• _Written task_: Restate the data below word for word. Skip any images it contains.

(Dataset listings of figures)
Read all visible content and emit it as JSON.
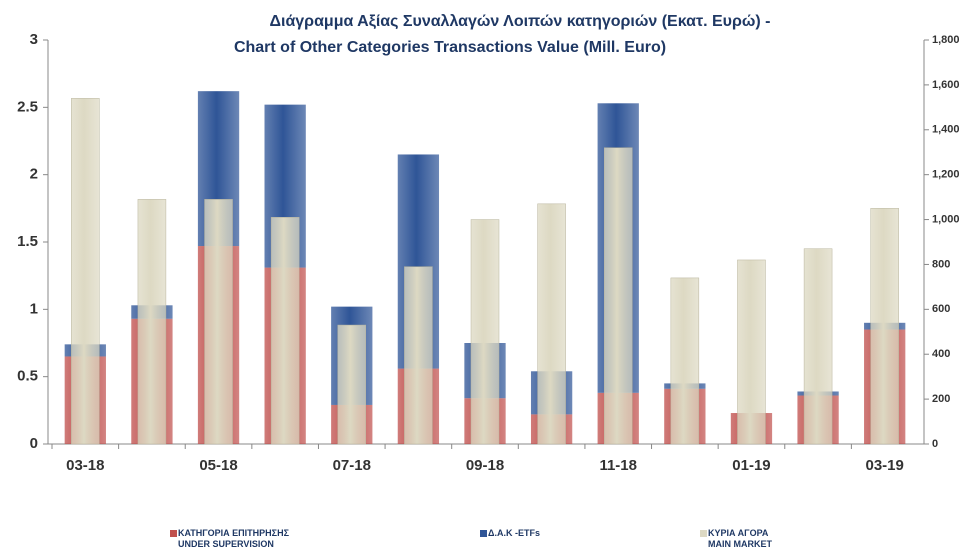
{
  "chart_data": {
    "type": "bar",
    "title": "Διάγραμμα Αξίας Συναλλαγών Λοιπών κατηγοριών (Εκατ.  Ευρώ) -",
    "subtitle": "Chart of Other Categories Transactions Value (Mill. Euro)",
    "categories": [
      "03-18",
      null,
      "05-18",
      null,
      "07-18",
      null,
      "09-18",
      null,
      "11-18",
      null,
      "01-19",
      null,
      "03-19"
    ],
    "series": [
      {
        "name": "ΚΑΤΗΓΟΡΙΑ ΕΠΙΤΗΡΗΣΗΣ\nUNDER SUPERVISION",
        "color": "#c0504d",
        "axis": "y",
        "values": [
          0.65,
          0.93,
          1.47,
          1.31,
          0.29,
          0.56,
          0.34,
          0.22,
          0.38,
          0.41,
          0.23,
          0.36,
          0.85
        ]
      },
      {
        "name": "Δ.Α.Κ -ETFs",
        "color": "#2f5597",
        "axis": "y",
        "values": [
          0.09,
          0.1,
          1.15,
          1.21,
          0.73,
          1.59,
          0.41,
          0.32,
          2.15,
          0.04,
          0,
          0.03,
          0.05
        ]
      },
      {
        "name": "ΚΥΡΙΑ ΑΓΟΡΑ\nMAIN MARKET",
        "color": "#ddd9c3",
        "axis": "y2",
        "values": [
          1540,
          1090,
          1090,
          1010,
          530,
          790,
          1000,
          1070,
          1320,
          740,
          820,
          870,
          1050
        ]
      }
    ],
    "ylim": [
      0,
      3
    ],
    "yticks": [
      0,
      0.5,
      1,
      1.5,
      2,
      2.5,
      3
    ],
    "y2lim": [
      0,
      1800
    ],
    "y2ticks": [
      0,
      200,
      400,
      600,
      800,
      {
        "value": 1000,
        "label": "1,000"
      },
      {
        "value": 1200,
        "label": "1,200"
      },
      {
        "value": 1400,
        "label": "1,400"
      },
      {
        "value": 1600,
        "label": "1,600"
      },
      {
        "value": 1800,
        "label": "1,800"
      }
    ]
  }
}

• _Result_:
Read all visible content and emit it as JSON.
{
  "chart_data": {
    "type": "bar",
    "title": "Διάγραμμα Αξίας Συναλλαγών Λοιπών κατηγοριών (Εκατ.  Ευρώ) -",
    "subtitle": "Chart of Other Categories Transactions Value (Mill. Euro)",
    "categories": [
      "03-18",
      null,
      "05-18",
      null,
      "07-18",
      null,
      "09-18",
      null,
      "11-18",
      null,
      "01-19",
      null,
      "03-19"
    ],
    "series": [
      {
        "name": "ΚΑΤΗΓΟΡΙΑ ΕΠΙΤΗΡΗΣΗΣ\nUNDER SUPERVISION",
        "color": "#c0504d",
        "axis": "y",
        "values": [
          0.65,
          0.93,
          1.47,
          1.31,
          0.29,
          0.56,
          0.34,
          0.22,
          0.38,
          0.41,
          0.23,
          0.36,
          0.85
        ]
      },
      {
        "name": "Δ.Α.Κ -ETFs",
        "color": "#2f5597",
        "axis": "y",
        "values": [
          0.09,
          0.1,
          1.15,
          1.21,
          0.73,
          1.59,
          0.41,
          0.32,
          2.15,
          0.04,
          0,
          0.03,
          0.05
        ]
      },
      {
        "name": "ΚΥΡΙΑ ΑΓΟΡΑ\nMAIN MARKET",
        "color": "#ddd9c3",
        "axis": "y2",
        "values": [
          1540,
          1090,
          1090,
          1010,
          530,
          790,
          1000,
          1070,
          1320,
          740,
          820,
          870,
          1050
        ]
      }
    ],
    "ylim": [
      0,
      3
    ],
    "yticks": [
      0,
      0.5,
      1,
      1.5,
      2,
      2.5,
      3
    ],
    "y2lim": [
      0,
      1800
    ],
    "y2ticks": [
      0,
      200,
      400,
      600,
      800,
      {
        "value": 1000,
        "label": "1,000"
      },
      {
        "value": 1200,
        "label": "1,200"
      },
      {
        "value": 1400,
        "label": "1,400"
      },
      {
        "value": 1600,
        "label": "1,600"
      },
      {
        "value": 1800,
        "label": "1,800"
      }
    ]
  }
}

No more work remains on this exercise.